= Objective =
Report how many lines hold the word "播音主持等相关专业优先"; answer with the number alone.

— START Data for the task —

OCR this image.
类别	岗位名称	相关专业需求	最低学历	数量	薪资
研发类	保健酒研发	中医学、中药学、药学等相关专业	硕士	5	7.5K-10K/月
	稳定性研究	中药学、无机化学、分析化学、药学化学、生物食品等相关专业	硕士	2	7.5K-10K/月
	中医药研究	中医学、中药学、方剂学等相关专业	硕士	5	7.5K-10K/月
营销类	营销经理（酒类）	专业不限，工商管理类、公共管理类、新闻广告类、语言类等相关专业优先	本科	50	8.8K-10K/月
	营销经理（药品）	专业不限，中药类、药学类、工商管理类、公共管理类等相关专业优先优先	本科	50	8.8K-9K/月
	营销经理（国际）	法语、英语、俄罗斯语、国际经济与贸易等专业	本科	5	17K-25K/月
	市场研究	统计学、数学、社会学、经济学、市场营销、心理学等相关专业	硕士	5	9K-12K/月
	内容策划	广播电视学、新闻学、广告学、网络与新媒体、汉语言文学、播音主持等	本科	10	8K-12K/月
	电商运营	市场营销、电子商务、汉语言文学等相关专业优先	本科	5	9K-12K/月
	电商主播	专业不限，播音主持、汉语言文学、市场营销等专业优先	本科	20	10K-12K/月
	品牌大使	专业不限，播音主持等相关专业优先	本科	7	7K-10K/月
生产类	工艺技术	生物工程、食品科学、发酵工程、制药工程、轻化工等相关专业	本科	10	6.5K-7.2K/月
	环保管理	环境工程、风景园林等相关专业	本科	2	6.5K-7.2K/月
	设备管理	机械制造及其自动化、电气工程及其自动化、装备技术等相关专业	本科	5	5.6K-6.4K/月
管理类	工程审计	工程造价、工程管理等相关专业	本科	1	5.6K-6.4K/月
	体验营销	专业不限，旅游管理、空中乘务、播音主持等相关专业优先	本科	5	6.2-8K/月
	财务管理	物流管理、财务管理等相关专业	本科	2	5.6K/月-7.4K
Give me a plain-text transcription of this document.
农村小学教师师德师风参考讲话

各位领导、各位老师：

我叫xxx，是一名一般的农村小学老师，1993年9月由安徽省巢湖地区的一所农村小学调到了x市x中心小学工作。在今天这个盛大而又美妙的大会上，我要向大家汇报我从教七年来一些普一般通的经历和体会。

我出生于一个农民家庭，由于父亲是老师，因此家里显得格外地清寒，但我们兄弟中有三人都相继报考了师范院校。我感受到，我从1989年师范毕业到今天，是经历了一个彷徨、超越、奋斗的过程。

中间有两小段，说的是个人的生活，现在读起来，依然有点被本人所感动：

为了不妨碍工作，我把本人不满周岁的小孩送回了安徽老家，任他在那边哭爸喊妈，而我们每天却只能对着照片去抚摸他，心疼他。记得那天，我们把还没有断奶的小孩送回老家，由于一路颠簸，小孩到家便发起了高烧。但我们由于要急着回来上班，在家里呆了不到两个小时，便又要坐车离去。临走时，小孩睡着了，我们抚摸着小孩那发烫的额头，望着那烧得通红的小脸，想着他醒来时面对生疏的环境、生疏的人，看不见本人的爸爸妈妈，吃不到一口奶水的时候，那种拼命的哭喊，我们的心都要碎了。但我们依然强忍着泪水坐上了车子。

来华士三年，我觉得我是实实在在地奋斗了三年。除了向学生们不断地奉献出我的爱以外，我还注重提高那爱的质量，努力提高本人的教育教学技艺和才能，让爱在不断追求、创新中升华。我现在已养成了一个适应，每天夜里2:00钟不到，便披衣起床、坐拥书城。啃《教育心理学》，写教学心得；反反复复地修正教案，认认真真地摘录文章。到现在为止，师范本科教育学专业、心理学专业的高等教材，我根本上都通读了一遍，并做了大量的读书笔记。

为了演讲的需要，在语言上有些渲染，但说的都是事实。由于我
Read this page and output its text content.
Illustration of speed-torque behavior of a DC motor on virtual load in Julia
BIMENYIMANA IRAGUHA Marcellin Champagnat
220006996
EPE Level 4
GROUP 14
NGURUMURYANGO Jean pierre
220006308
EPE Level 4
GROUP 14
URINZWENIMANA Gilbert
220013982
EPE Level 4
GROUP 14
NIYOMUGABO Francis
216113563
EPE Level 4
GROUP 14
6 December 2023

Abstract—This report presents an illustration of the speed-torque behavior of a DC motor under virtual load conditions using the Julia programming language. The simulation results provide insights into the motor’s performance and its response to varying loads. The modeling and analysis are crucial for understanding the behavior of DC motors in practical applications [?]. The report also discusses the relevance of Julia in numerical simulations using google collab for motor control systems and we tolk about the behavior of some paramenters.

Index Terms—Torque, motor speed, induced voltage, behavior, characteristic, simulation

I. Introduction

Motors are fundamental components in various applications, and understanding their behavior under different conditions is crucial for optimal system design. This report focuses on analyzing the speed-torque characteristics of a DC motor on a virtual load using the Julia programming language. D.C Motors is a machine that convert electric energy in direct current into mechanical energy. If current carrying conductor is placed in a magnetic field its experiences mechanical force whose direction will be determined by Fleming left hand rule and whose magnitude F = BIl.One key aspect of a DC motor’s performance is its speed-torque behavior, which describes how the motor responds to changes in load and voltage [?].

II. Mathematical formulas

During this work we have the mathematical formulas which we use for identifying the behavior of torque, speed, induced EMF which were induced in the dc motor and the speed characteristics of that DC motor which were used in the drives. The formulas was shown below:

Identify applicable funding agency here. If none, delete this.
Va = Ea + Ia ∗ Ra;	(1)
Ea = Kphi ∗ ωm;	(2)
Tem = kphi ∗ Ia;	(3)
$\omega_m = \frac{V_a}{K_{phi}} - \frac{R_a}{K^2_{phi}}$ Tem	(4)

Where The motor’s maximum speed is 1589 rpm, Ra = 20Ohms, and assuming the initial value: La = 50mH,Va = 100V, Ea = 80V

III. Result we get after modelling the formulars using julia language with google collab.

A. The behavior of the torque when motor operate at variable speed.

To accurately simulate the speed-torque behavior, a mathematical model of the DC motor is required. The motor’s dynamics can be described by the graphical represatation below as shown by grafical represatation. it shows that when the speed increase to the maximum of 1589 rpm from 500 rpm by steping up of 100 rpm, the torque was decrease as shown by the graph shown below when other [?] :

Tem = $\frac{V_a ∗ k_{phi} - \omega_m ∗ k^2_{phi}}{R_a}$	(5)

— END Data for the task —

= Exercise output =
2